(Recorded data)
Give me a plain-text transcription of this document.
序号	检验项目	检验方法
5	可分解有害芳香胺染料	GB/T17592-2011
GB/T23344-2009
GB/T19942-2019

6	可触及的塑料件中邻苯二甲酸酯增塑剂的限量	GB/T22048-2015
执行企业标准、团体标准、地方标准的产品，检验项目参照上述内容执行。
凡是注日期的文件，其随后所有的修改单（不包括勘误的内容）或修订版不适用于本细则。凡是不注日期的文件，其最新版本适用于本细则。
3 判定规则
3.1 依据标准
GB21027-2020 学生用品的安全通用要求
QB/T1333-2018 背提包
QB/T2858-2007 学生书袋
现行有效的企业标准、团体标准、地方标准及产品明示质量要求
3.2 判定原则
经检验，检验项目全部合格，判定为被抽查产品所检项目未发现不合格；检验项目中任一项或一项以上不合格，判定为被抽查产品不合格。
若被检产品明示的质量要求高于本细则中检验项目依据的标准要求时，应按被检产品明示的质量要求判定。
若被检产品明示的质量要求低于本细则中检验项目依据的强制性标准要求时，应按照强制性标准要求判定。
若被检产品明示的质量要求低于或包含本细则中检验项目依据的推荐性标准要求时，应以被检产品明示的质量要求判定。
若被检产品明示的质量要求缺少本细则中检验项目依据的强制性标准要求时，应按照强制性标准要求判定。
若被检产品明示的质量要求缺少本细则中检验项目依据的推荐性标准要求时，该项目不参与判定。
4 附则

▶ _Instruction_
Please output every record, keeping each line exact.

▶ _In response_
Give me a plain-text transcription of this document.
序号	检验项目	检验方法
5	可分解有害芳香胺染料	GB/T17592-2011
GB/T23344-2009
GB/T19942-2019

6	可触及的塑料件中邻苯二甲酸酯增塑剂的限量	GB/T22048-2015
执行企业标准、团体标准、地方标准的产品，检验项目参照上述内容执行。
凡是注日期的文件，其随后所有的修改单（不包括勘误的内容）或修订版不适用于本细则。凡是不注日期的文件，其最新版本适用于本细则。
3 判定规则
3.1 依据标准
GB21027-2020 学生用品的安全通用要求
QB/T1333-2018 背提包
QB/T2858-2007 学生书袋
现行有效的企业标准、团体标准、地方标准及产品明示质量要求
3.2 判定原则
经检验，检验项目全部合格，判定为被抽查产品所检项目未发现不合格；检验项目中任一项或一项以上不合格，判定为被抽查产品不合格。
若被检产品明示的质量要求高于本细则中检验项目依据的标准要求时，应按被检产品明示的质量要求判定。
若被检产品明示的质量要求低于本细则中检验项目依据的强制性标准要求时，应按照强制性标准要求判定。
若被检产品明示的质量要求低于或包含本细则中检验项目依据的推荐性标准要求时，应以被检产品明示的质量要求判定。
若被检产品明示的质量要求缺少本细则中检验项目依据的强制性标准要求时，应按照强制性标准要求判定。
若被检产品明示的质量要求缺少本细则中检验项目依据的推荐性标准要求时，该项目不参与判定。
4 附则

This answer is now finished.